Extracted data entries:
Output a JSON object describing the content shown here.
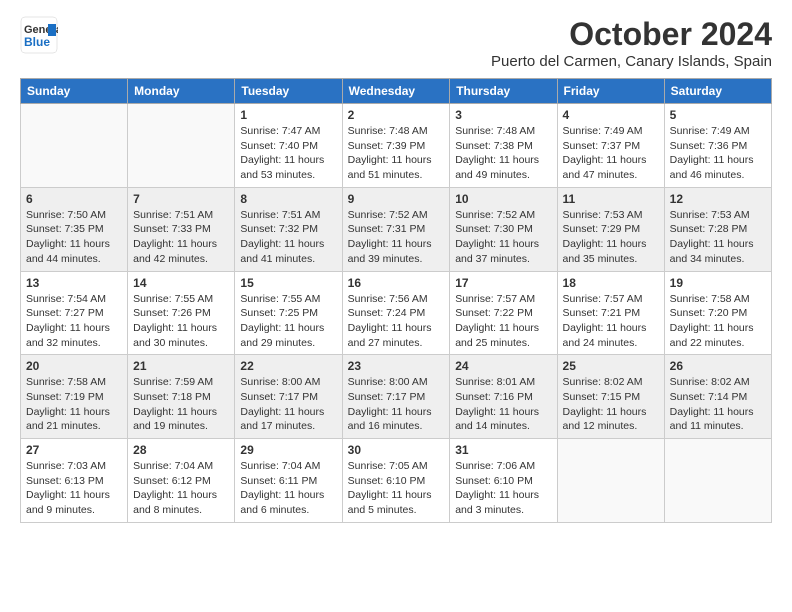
{
  "header": {
    "logo_general": "General",
    "logo_blue": "Blue",
    "month": "October 2024",
    "location": "Puerto del Carmen, Canary Islands, Spain"
  },
  "weekdays": [
    "Sunday",
    "Monday",
    "Tuesday",
    "Wednesday",
    "Thursday",
    "Friday",
    "Saturday"
  ],
  "weeks": [
    [
      {
        "day": "",
        "info": ""
      },
      {
        "day": "",
        "info": ""
      },
      {
        "day": "1",
        "info": "Sunrise: 7:47 AM\nSunset: 7:40 PM\nDaylight: 11 hours and 53 minutes."
      },
      {
        "day": "2",
        "info": "Sunrise: 7:48 AM\nSunset: 7:39 PM\nDaylight: 11 hours and 51 minutes."
      },
      {
        "day": "3",
        "info": "Sunrise: 7:48 AM\nSunset: 7:38 PM\nDaylight: 11 hours and 49 minutes."
      },
      {
        "day": "4",
        "info": "Sunrise: 7:49 AM\nSunset: 7:37 PM\nDaylight: 11 hours and 47 minutes."
      },
      {
        "day": "5",
        "info": "Sunrise: 7:49 AM\nSunset: 7:36 PM\nDaylight: 11 hours and 46 minutes."
      }
    ],
    [
      {
        "day": "6",
        "info": "Sunrise: 7:50 AM\nSunset: 7:35 PM\nDaylight: 11 hours and 44 minutes."
      },
      {
        "day": "7",
        "info": "Sunrise: 7:51 AM\nSunset: 7:33 PM\nDaylight: 11 hours and 42 minutes."
      },
      {
        "day": "8",
        "info": "Sunrise: 7:51 AM\nSunset: 7:32 PM\nDaylight: 11 hours and 41 minutes."
      },
      {
        "day": "9",
        "info": "Sunrise: 7:52 AM\nSunset: 7:31 PM\nDaylight: 11 hours and 39 minutes."
      },
      {
        "day": "10",
        "info": "Sunrise: 7:52 AM\nSunset: 7:30 PM\nDaylight: 11 hours and 37 minutes."
      },
      {
        "day": "11",
        "info": "Sunrise: 7:53 AM\nSunset: 7:29 PM\nDaylight: 11 hours and 35 minutes."
      },
      {
        "day": "12",
        "info": "Sunrise: 7:53 AM\nSunset: 7:28 PM\nDaylight: 11 hours and 34 minutes."
      }
    ],
    [
      {
        "day": "13",
        "info": "Sunrise: 7:54 AM\nSunset: 7:27 PM\nDaylight: 11 hours and 32 minutes."
      },
      {
        "day": "14",
        "info": "Sunrise: 7:55 AM\nSunset: 7:26 PM\nDaylight: 11 hours and 30 minutes."
      },
      {
        "day": "15",
        "info": "Sunrise: 7:55 AM\nSunset: 7:25 PM\nDaylight: 11 hours and 29 minutes."
      },
      {
        "day": "16",
        "info": "Sunrise: 7:56 AM\nSunset: 7:24 PM\nDaylight: 11 hours and 27 minutes."
      },
      {
        "day": "17",
        "info": "Sunrise: 7:57 AM\nSunset: 7:22 PM\nDaylight: 11 hours and 25 minutes."
      },
      {
        "day": "18",
        "info": "Sunrise: 7:57 AM\nSunset: 7:21 PM\nDaylight: 11 hours and 24 minutes."
      },
      {
        "day": "19",
        "info": "Sunrise: 7:58 AM\nSunset: 7:20 PM\nDaylight: 11 hours and 22 minutes."
      }
    ],
    [
      {
        "day": "20",
        "info": "Sunrise: 7:58 AM\nSunset: 7:19 PM\nDaylight: 11 hours and 21 minutes."
      },
      {
        "day": "21",
        "info": "Sunrise: 7:59 AM\nSunset: 7:18 PM\nDaylight: 11 hours and 19 minutes."
      },
      {
        "day": "22",
        "info": "Sunrise: 8:00 AM\nSunset: 7:17 PM\nDaylight: 11 hours and 17 minutes."
      },
      {
        "day": "23",
        "info": "Sunrise: 8:00 AM\nSunset: 7:17 PM\nDaylight: 11 hours and 16 minutes."
      },
      {
        "day": "24",
        "info": "Sunrise: 8:01 AM\nSunset: 7:16 PM\nDaylight: 11 hours and 14 minutes."
      },
      {
        "day": "25",
        "info": "Sunrise: 8:02 AM\nSunset: 7:15 PM\nDaylight: 11 hours and 12 minutes."
      },
      {
        "day": "26",
        "info": "Sunrise: 8:02 AM\nSunset: 7:14 PM\nDaylight: 11 hours and 11 minutes."
      }
    ],
    [
      {
        "day": "27",
        "info": "Sunrise: 7:03 AM\nSunset: 6:13 PM\nDaylight: 11 hours and 9 minutes."
      },
      {
        "day": "28",
        "info": "Sunrise: 7:04 AM\nSunset: 6:12 PM\nDaylight: 11 hours and 8 minutes."
      },
      {
        "day": "29",
        "info": "Sunrise: 7:04 AM\nSunset: 6:11 PM\nDaylight: 11 hours and 6 minutes."
      },
      {
        "day": "30",
        "info": "Sunrise: 7:05 AM\nSunset: 6:10 PM\nDaylight: 11 hours and 5 minutes."
      },
      {
        "day": "31",
        "info": "Sunrise: 7:06 AM\nSunset: 6:10 PM\nDaylight: 11 hours and 3 minutes."
      },
      {
        "day": "",
        "info": ""
      },
      {
        "day": "",
        "info": ""
      }
    ]
  ]
}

▸ Exercise aim
Skip the pictures, then retype every line above exactly.

▸ Exercise result
Output a JSON object describing the content shown here.
{
  "header": {
    "logo_general": "General",
    "logo_blue": "Blue",
    "month": "October 2024",
    "location": "Puerto del Carmen, Canary Islands, Spain"
  },
  "weekdays": [
    "Sunday",
    "Monday",
    "Tuesday",
    "Wednesday",
    "Thursday",
    "Friday",
    "Saturday"
  ],
  "weeks": [
    [
      {
        "day": "",
        "info": ""
      },
      {
        "day": "",
        "info": ""
      },
      {
        "day": "1",
        "info": "Sunrise: 7:47 AM\nSunset: 7:40 PM\nDaylight: 11 hours and 53 minutes."
      },
      {
        "day": "2",
        "info": "Sunrise: 7:48 AM\nSunset: 7:39 PM\nDaylight: 11 hours and 51 minutes."
      },
      {
        "day": "3",
        "info": "Sunrise: 7:48 AM\nSunset: 7:38 PM\nDaylight: 11 hours and 49 minutes."
      },
      {
        "day": "4",
        "info": "Sunrise: 7:49 AM\nSunset: 7:37 PM\nDaylight: 11 hours and 47 minutes."
      },
      {
        "day": "5",
        "info": "Sunrise: 7:49 AM\nSunset: 7:36 PM\nDaylight: 11 hours and 46 minutes."
      }
    ],
    [
      {
        "day": "6",
        "info": "Sunrise: 7:50 AM\nSunset: 7:35 PM\nDaylight: 11 hours and 44 minutes."
      },
      {
        "day": "7",
        "info": "Sunrise: 7:51 AM\nSunset: 7:33 PM\nDaylight: 11 hours and 42 minutes."
      },
      {
        "day": "8",
        "info": "Sunrise: 7:51 AM\nSunset: 7:32 PM\nDaylight: 11 hours and 41 minutes."
      },
      {
        "day": "9",
        "info": "Sunrise: 7:52 AM\nSunset: 7:31 PM\nDaylight: 11 hours and 39 minutes."
      },
      {
        "day": "10",
        "info": "Sunrise: 7:52 AM\nSunset: 7:30 PM\nDaylight: 11 hours and 37 minutes."
      },
      {
        "day": "11",
        "info": "Sunrise: 7:53 AM\nSunset: 7:29 PM\nDaylight: 11 hours and 35 minutes."
      },
      {
        "day": "12",
        "info": "Sunrise: 7:53 AM\nSunset: 7:28 PM\nDaylight: 11 hours and 34 minutes."
      }
    ],
    [
      {
        "day": "13",
        "info": "Sunrise: 7:54 AM\nSunset: 7:27 PM\nDaylight: 11 hours and 32 minutes."
      },
      {
        "day": "14",
        "info": "Sunrise: 7:55 AM\nSunset: 7:26 PM\nDaylight: 11 hours and 30 minutes."
      },
      {
        "day": "15",
        "info": "Sunrise: 7:55 AM\nSunset: 7:25 PM\nDaylight: 11 hours and 29 minutes."
      },
      {
        "day": "16",
        "info": "Sunrise: 7:56 AM\nSunset: 7:24 PM\nDaylight: 11 hours and 27 minutes."
      },
      {
        "day": "17",
        "info": "Sunrise: 7:57 AM\nSunset: 7:22 PM\nDaylight: 11 hours and 25 minutes."
      },
      {
        "day": "18",
        "info": "Sunrise: 7:57 AM\nSunset: 7:21 PM\nDaylight: 11 hours and 24 minutes."
      },
      {
        "day": "19",
        "info": "Sunrise: 7:58 AM\nSunset: 7:20 PM\nDaylight: 11 hours and 22 minutes."
      }
    ],
    [
      {
        "day": "20",
        "info": "Sunrise: 7:58 AM\nSunset: 7:19 PM\nDaylight: 11 hours and 21 minutes."
      },
      {
        "day": "21",
        "info": "Sunrise: 7:59 AM\nSunset: 7:18 PM\nDaylight: 11 hours and 19 minutes."
      },
      {
        "day": "22",
        "info": "Sunrise: 8:00 AM\nSunset: 7:17 PM\nDaylight: 11 hours and 17 minutes."
      },
      {
        "day": "23",
        "info": "Sunrise: 8:00 AM\nSunset: 7:17 PM\nDaylight: 11 hours and 16 minutes."
      },
      {
        "day": "24",
        "info": "Sunrise: 8:01 AM\nSunset: 7:16 PM\nDaylight: 11 hours and 14 minutes."
      },
      {
        "day": "25",
        "info": "Sunrise: 8:02 AM\nSunset: 7:15 PM\nDaylight: 11 hours and 12 minutes."
      },
      {
        "day": "26",
        "info": "Sunrise: 8:02 AM\nSunset: 7:14 PM\nDaylight: 11 hours and 11 minutes."
      }
    ],
    [
      {
        "day": "27",
        "info": "Sunrise: 7:03 AM\nSunset: 6:13 PM\nDaylight: 11 hours and 9 minutes."
      },
      {
        "day": "28",
        "info": "Sunrise: 7:04 AM\nSunset: 6:12 PM\nDaylight: 11 hours and 8 minutes."
      },
      {
        "day": "29",
        "info": "Sunrise: 7:04 AM\nSunset: 6:11 PM\nDaylight: 11 hours and 6 minutes."
      },
      {
        "day": "30",
        "info": "Sunrise: 7:05 AM\nSunset: 6:10 PM\nDaylight: 11 hours and 5 minutes."
      },
      {
        "day": "31",
        "info": "Sunrise: 7:06 AM\nSunset: 6:10 PM\nDaylight: 11 hours and 3 minutes."
      },
      {
        "day": "",
        "info": ""
      },
      {
        "day": "",
        "info": ""
      }
    ]
  ]
}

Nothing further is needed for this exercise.